▶ **Given request**: Print out every record exactly as it appears.
========================================================================
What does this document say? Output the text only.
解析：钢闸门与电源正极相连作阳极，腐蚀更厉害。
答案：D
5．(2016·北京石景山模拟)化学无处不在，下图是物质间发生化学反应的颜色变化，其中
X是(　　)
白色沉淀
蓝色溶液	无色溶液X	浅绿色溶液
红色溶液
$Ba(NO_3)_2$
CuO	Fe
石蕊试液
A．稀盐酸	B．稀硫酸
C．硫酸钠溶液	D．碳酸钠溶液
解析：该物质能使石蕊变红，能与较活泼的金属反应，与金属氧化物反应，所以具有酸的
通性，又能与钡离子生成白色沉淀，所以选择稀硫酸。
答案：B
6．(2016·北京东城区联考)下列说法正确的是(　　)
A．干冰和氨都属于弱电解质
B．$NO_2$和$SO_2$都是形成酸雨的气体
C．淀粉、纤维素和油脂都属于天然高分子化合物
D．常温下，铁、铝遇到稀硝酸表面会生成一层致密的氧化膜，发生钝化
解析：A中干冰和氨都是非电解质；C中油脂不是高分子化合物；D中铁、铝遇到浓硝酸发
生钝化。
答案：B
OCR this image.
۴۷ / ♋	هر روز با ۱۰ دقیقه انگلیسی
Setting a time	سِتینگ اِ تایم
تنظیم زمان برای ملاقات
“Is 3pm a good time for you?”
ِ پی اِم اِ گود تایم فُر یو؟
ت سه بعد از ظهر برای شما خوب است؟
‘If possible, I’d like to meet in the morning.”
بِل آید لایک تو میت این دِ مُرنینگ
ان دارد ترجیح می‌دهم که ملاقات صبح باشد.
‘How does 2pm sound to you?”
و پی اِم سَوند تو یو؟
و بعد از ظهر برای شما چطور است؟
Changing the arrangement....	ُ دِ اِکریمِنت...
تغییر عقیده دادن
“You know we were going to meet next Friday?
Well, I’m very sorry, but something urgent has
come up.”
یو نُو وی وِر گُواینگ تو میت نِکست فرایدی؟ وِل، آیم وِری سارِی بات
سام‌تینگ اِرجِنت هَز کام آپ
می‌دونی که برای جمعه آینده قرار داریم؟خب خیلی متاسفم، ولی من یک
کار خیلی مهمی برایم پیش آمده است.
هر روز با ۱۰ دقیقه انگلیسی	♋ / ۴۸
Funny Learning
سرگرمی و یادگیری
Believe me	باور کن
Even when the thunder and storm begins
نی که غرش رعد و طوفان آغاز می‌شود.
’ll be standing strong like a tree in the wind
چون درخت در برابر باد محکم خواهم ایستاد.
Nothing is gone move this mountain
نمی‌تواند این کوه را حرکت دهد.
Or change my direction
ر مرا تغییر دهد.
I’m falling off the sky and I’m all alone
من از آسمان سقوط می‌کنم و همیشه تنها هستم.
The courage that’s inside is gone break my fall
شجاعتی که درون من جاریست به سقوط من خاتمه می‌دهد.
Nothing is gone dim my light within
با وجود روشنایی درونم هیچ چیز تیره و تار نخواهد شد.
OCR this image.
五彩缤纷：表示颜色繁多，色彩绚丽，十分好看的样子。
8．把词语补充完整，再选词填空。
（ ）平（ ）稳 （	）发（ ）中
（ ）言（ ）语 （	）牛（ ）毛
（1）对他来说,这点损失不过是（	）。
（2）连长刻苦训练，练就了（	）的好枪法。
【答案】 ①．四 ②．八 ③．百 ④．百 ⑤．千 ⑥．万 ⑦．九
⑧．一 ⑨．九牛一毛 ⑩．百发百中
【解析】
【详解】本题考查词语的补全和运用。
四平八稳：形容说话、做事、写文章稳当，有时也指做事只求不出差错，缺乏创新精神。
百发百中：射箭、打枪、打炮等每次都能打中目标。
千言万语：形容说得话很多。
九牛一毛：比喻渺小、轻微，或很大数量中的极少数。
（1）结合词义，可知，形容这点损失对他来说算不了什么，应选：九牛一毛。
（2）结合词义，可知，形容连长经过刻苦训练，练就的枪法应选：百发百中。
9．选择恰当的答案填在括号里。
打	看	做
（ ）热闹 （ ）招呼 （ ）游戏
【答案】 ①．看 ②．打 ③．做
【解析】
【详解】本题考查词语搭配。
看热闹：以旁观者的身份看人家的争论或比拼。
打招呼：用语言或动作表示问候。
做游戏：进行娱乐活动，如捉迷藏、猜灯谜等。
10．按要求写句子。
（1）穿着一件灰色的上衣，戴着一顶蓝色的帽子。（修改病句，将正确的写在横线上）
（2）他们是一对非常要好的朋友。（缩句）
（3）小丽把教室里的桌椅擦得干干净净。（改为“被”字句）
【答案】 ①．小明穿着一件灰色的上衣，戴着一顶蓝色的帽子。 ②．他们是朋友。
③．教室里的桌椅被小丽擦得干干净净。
========================================================================
▶ **Solution for this problem**:
What does this document say? Output the text only.
解析：钢闸门与电源正极相连作阳极，腐蚀更厉害。
答案：D
5．(2016·北京石景山模拟)化学无处不在，下图是物质间发生化学反应的颜色变化，其中
X是(　　)
白色沉淀
蓝色溶液	无色溶液X	浅绿色溶液
红色溶液
$Ba(NO_3)_2$
CuO	Fe
石蕊试液
A．稀盐酸	B．稀硫酸
C．硫酸钠溶液	D．碳酸钠溶液
解析：该物质能使石蕊变红，能与较活泼的金属反应，与金属氧化物反应，所以具有酸的
通性，又能与钡离子生成白色沉淀，所以选择稀硫酸。
答案：B
6．(2016·北京东城区联考)下列说法正确的是(　　)
A．干冰和氨都属于弱电解质
B．$NO_2$和$SO_2$都是形成酸雨的气体
C．淀粉、纤维素和油脂都属于天然高分子化合物
D．常温下，铁、铝遇到稀硝酸表面会生成一层致密的氧化膜，发生钝化
解析：A中干冰和氨都是非电解质；C中油脂不是高分子化合物；D中铁、铝遇到浓硝酸发
生钝化。
答案：B
OCR this image.
۴۷ / ♋	هر روز با ۱۰ دقیقه انگلیسی
Setting a time	سِتینگ اِ تایم
تنظیم زمان برای ملاقات
“Is 3pm a good time for you?”
ِ پی اِم اِ گود تایم فُر یو؟
ت سه بعد از ظهر برای شما خوب است؟
‘If possible, I’d like to meet in the morning.”
بِل آید لایک تو میت این دِ مُرنینگ
ان دارد ترجیح می‌دهم که ملاقات صبح باشد.
‘How does 2pm sound to you?”
و پی اِم سَوند تو یو؟
و بعد از ظهر برای شما چطور است؟
Changing the arrangement....	ُ دِ اِکریمِنت...
تغییر عقیده دادن
“You know we were going to meet next Friday?
Well, I’m very sorry, but something urgent has
come up.”
یو نُو وی وِر گُواینگ تو میت نِکست فرایدی؟ وِل، آیم وِری سارِی بات
سام‌تینگ اِرجِنت هَز کام آپ
می‌دونی که برای جمعه آینده قرار داریم؟خب خیلی متاسفم، ولی من یک
کار خیلی مهمی برایم پیش آمده است.
هر روز با ۱۰ دقیقه انگلیسی	♋ / ۴۸
Funny Learning
سرگرمی و یادگیری
Believe me	باور کن
Even when the thunder and storm begins
نی که غرش رعد و طوفان آغاز می‌شود.
’ll be standing strong like a tree in the wind
چون درخت در برابر باد محکم خواهم ایستاد.
Nothing is gone move this mountain
نمی‌تواند این کوه را حرکت دهد.
Or change my direction
ر مرا تغییر دهد.
I’m falling off the sky and I’m all alone
من از آسمان سقوط می‌کنم و همیشه تنها هستم.
The courage that’s inside is gone break my fall
شجاعتی که درون من جاریست به سقوط من خاتمه می‌دهد.
Nothing is gone dim my light within
با وجود روشنایی درونم هیچ چیز تیره و تار نخواهد شد.
OCR this image.
五彩缤纷：表示颜色繁多，色彩绚丽，十分好看的样子。
8．把词语补充完整，再选词填空。
（ ）平（ ）稳 （	）发（ ）中
（ ）言（ ）语 （	）牛（ ）毛
（1）对他来说,这点损失不过是（	）。
（2）连长刻苦训练，练就了（	）的好枪法。
【答案】 ①．四 ②．八 ③．百 ④．百 ⑤．千 ⑥．万 ⑦．九
⑧．一 ⑨．九牛一毛 ⑩．百发百中
【解析】
【详解】本题考查词语的补全和运用。
四平八稳：形容说话、做事、写文章稳当，有时也指做事只求不出差错，缺乏创新精神。
百发百中：射箭、打枪、打炮等每次都能打中目标。
千言万语：形容说得话很多。
九牛一毛：比喻渺小、轻微，或很大数量中的极少数。
（1）结合词义，可知，形容这点损失对他来说算不了什么，应选：九牛一毛。
（2）结合词义，可知，形容连长经过刻苦训练，练就的枪法应选：百发百中。
9．选择恰当的答案填在括号里。
打	看	做
（ ）热闹 （ ）招呼 （ ）游戏
【答案】 ①．看 ②．打 ③．做
【解析】
【详解】本题考查词语搭配。
看热闹：以旁观者的身份看人家的争论或比拼。
打招呼：用语言或动作表示问候。
做游戏：进行娱乐活动，如捉迷藏、猜灯谜等。
10．按要求写句子。
（1）穿着一件灰色的上衣，戴着一顶蓝色的帽子。（修改病句，将正确的写在横线上）
（2）他们是一对非常要好的朋友。（缩句）
（3）小丽把教室里的桌椅擦得干干净净。（改为“被”字句）
【答案】 ①．小明穿着一件灰色的上衣，戴着一顶蓝色的帽子。 ②．他们是朋友。
③．教室里的桌椅被小丽擦得干干净净。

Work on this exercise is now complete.